[START Material]

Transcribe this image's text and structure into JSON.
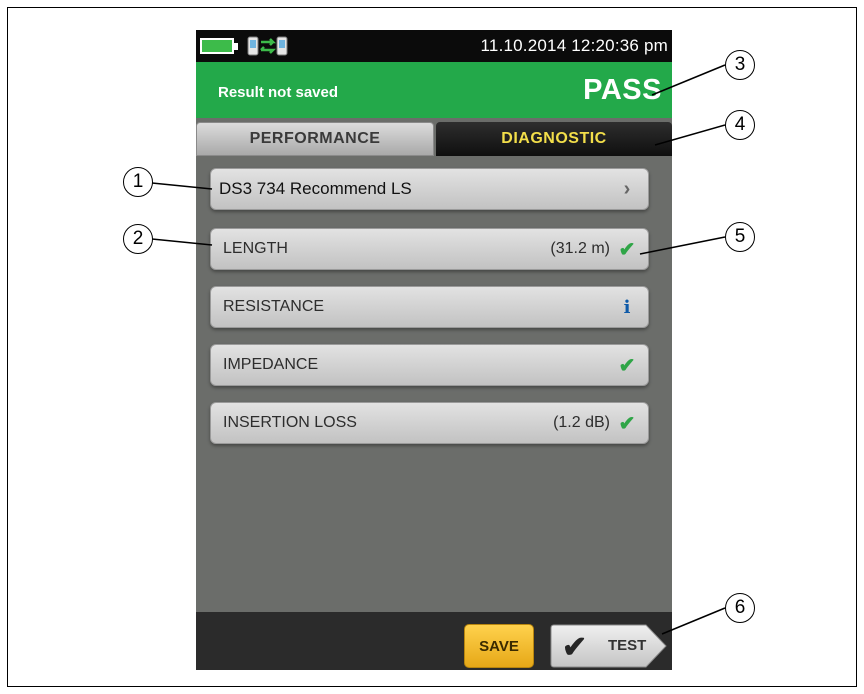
{
  "statusbar": {
    "datetime": "11.10.2014 12:20:36 pm",
    "battery_icon": "battery-icon",
    "link_icon": "link-status-icon"
  },
  "header": {
    "save_status": "Result not saved",
    "result": "PASS",
    "color": "#23a94a"
  },
  "tabs": [
    {
      "label": "PERFORMANCE",
      "active": false
    },
    {
      "label": "DIAGNOSTIC",
      "active": true
    }
  ],
  "limit_row": {
    "label": "DS3 734 Recommend LS",
    "icon": "chevron-right-icon"
  },
  "results": [
    {
      "label": "LENGTH",
      "value": "(31.2 m)",
      "icon": "check-icon"
    },
    {
      "label": "RESISTANCE",
      "value": "",
      "icon": "info-icon"
    },
    {
      "label": "IMPEDANCE",
      "value": "",
      "icon": "check-icon"
    },
    {
      "label": "INSERTION LOSS",
      "value": "(1.2 dB)",
      "icon": "check-icon"
    }
  ],
  "buttons": {
    "save_label": "SAVE",
    "test_label": "TEST"
  },
  "callouts": [
    "1",
    "2",
    "3",
    "4",
    "5",
    "6"
  ]
}
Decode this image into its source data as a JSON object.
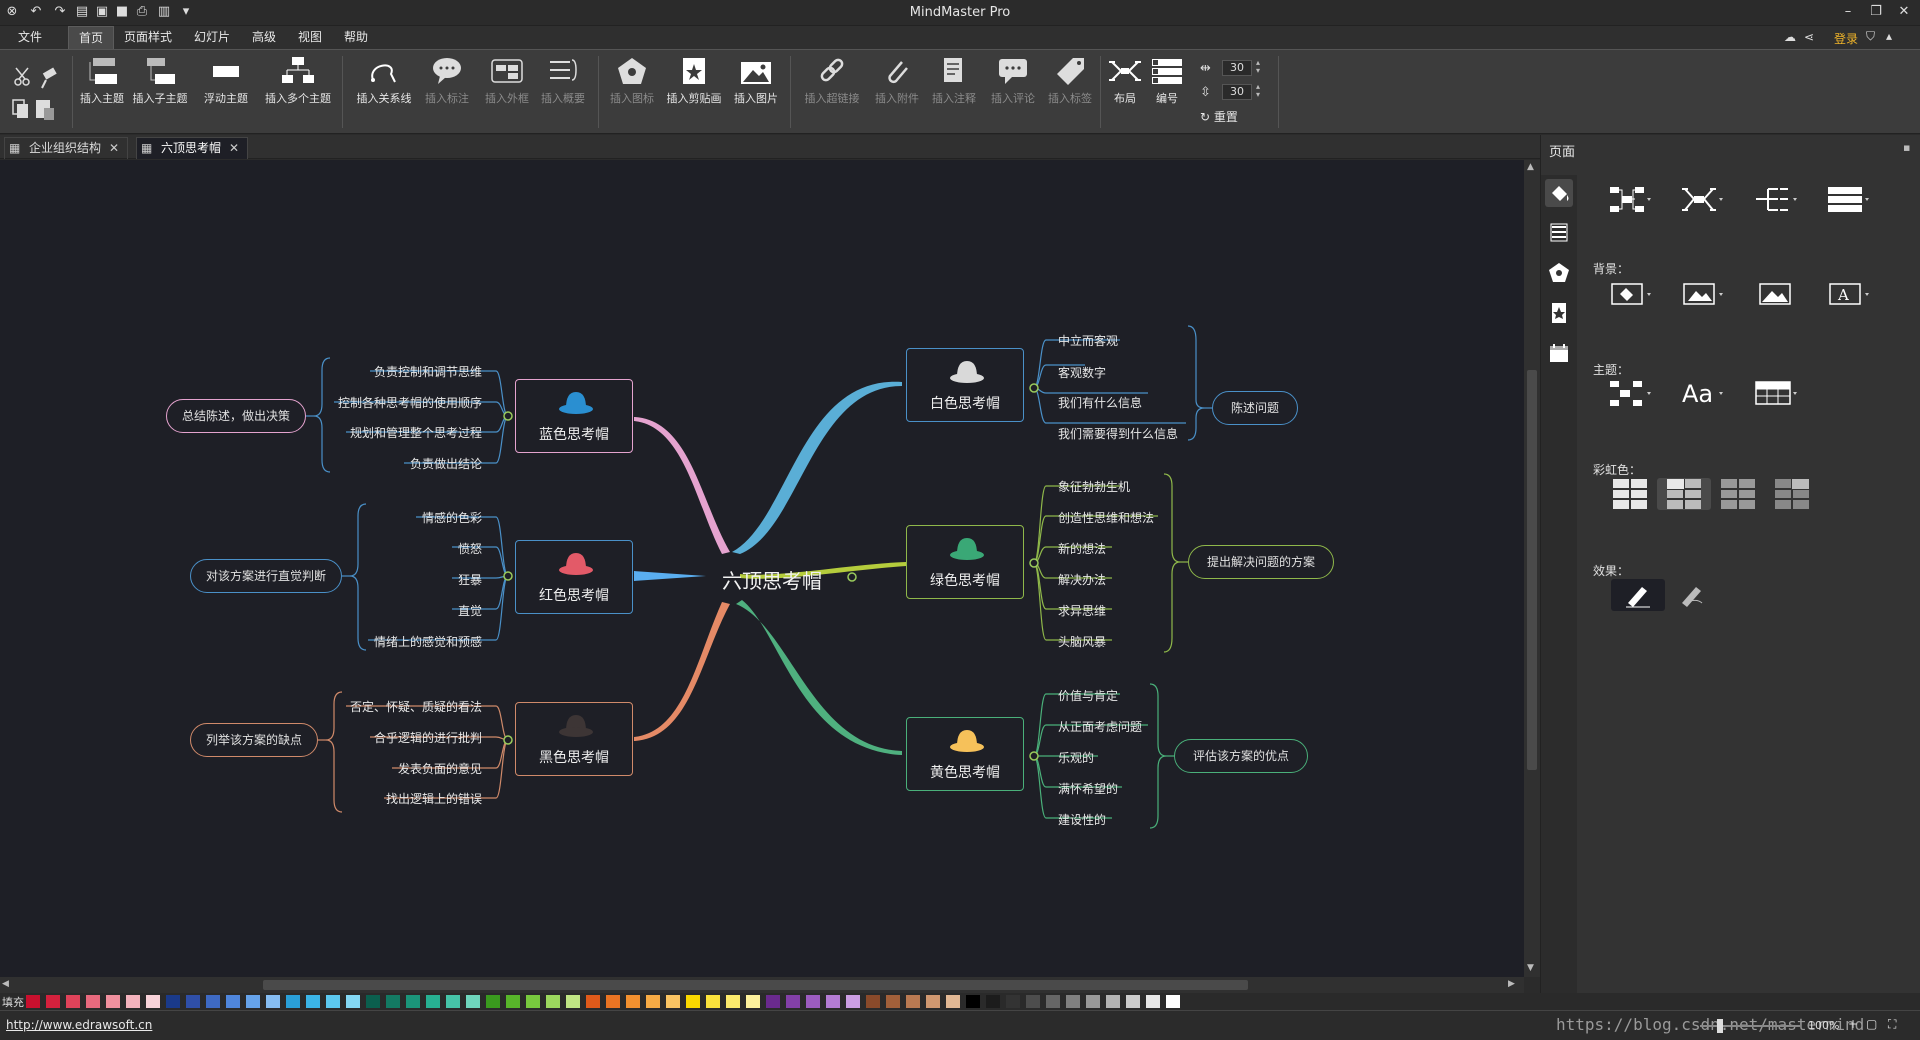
{
  "window": {
    "title": "MindMaster Pro",
    "login": "登录"
  },
  "menu": [
    "文件",
    "首页",
    "页面样式",
    "幻灯片",
    "高级",
    "视图",
    "帮助"
  ],
  "ribbon": {
    "insert_topic": "插入主题",
    "insert_subtopic": "插入子主题",
    "float_topic": "浮动主题",
    "insert_multi": "插入多个主题",
    "insert_relation": "插入关系线",
    "insert_callout": "插入标注",
    "insert_boundary": "插入外框",
    "insert_summary": "插入概要",
    "insert_icon": "插入图标",
    "insert_clipart": "插入剪贴画",
    "insert_image": "插入图片",
    "insert_hyperlink": "插入超链接",
    "insert_attachment": "插入附件",
    "insert_note": "插入注释",
    "insert_comment": "插入评论",
    "insert_tag": "插入标签",
    "layout": "布局",
    "numbering": "编号",
    "spacing_h": "30",
    "spacing_v": "30",
    "reset": "重置"
  },
  "tabs": [
    {
      "label": "企业组织结构"
    },
    {
      "label": "六顶思考帽"
    }
  ],
  "map": {
    "central": "六顶思考帽",
    "hats": {
      "white": "白色思考帽",
      "green": "绿色思考帽",
      "yellow": "黄色思考帽",
      "blue": "蓝色思考帽",
      "red": "红色思考帽",
      "black": "黑色思考帽"
    },
    "summaries": {
      "white": "陈述问题",
      "green": "提出解决问题的方案",
      "yellow": "评估该方案的优点",
      "blue": "总结陈述，做出决策",
      "red": "对该方案进行直觉判断",
      "black": "列举该方案的缺点"
    },
    "white_items": [
      "中立而客观",
      "客观数字",
      "我们有什么信息",
      "我们需要得到什么信息"
    ],
    "green_items": [
      "象征勃勃生机",
      "创造性思维和想法",
      "新的想法",
      "解决办法",
      "求异思维",
      "头脑风暴"
    ],
    "yellow_items": [
      "价值与肯定",
      "从正面考虑问题",
      "乐观的",
      "满怀希望的",
      "建设性的"
    ],
    "blue_items": [
      "负责控制和调节思维",
      "控制各种思考帽的使用顺序",
      "规划和管理整个思考过程",
      "负责做出结论"
    ],
    "red_items": [
      "情感的色彩",
      "愤怒",
      "狂暴",
      "直觉",
      "情绪上的感觉和预感"
    ],
    "black_items": [
      "否定、怀疑、质疑的看法",
      "合乎逻辑的进行批判",
      "发表负面的意见",
      "找出逻辑上的错误"
    ]
  },
  "colors": {
    "white": "#d9d9d9",
    "green": "#3aa876",
    "yellow": "#f6c15a",
    "blue": "#2a8fd1",
    "red": "#e35a68",
    "black": "#3d3535"
  },
  "panel": {
    "title": "页面",
    "background": "背景：",
    "theme": "主题：",
    "rainbow": "彩虹色：",
    "effect": "效果："
  },
  "palette_label": "填充",
  "status": {
    "url": "http://www.edrawsoft.cn",
    "zoom": "100%",
    "watermark": "https://blog.csdn.net/mastermind"
  }
}
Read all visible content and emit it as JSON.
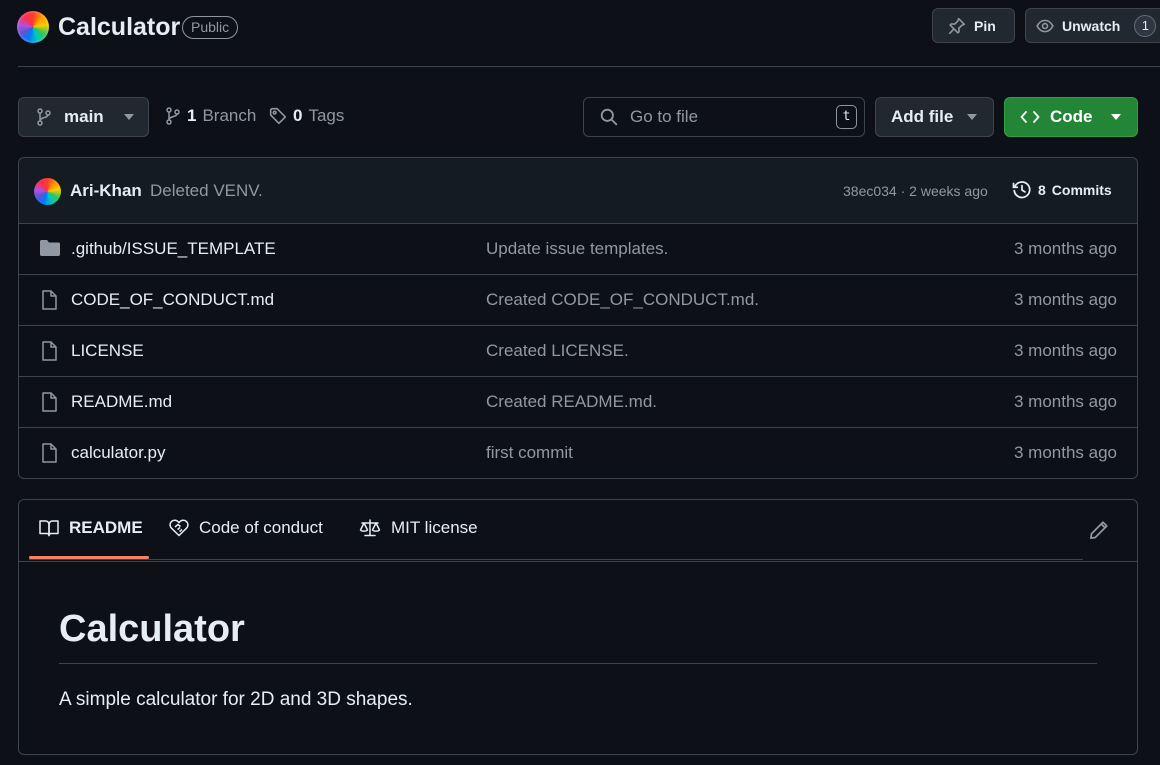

[END Material]

*Stated problem*. Locate all lines holding the word "this", then copy them out.

*Answer*.
Transcribe this image's text and structure into JSON.
Decode this image into its source data as a JSON object.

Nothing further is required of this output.